**Exercise**
Please reproduce the entries from the line with "y-tick-label: 1 (77, 130, 87, 148)" to the line with "data-point (629, 79, 645, 95)", keeping every character and line unchanged.

**Extracted information**
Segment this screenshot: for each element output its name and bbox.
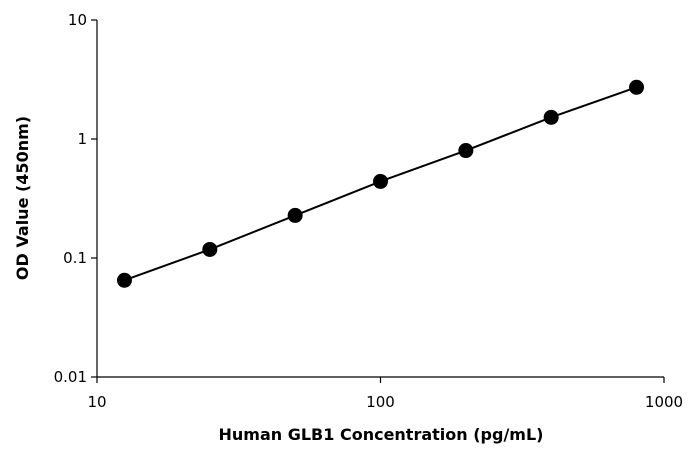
y-tick-label: 1 (77, 130, 87, 148)
y-tick-label: 10 (68, 11, 87, 29)
y-tick-label: 0.1 (63, 249, 87, 267)
x-tick-label: 1000 (645, 393, 683, 411)
y-axis-title: OD Value (450nm) (13, 116, 32, 280)
series-layer (116, 79, 645, 288)
x-axis-ticks: 10 100 1000 (87, 377, 683, 411)
data-point (116, 272, 132, 288)
data-point (629, 79, 645, 95)
data-point (373, 173, 388, 189)
x-axis-title: Human GLB1 Concentration (pg/mL) (219, 425, 544, 444)
data-point (287, 207, 303, 223)
axes (96, 20, 664, 378)
data-point (458, 143, 474, 159)
x-tick-label: 10 (87, 393, 106, 411)
data-point (202, 241, 218, 257)
data-point (543, 109, 559, 125)
x-tick-label: 100 (366, 393, 395, 411)
y-axis-ticks: 0.01 0.1 1 10 (54, 11, 97, 386)
y-tick-label: 0.01 (54, 368, 87, 386)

**Solved exercise**
y-tick-label: 1 (77, 130, 87, 148)
y-tick-label: 10 (68, 11, 87, 29)
y-tick-label: 0.1 (63, 249, 87, 267)
x-tick-label: 1000 (645, 393, 683, 411)
y-axis-title: OD Value (450nm) (13, 116, 32, 280)
series-layer (116, 79, 645, 288)
x-axis-ticks: 10 100 1000 (87, 377, 683, 411)
data-point (116, 272, 132, 288)
data-point (629, 79, 645, 95)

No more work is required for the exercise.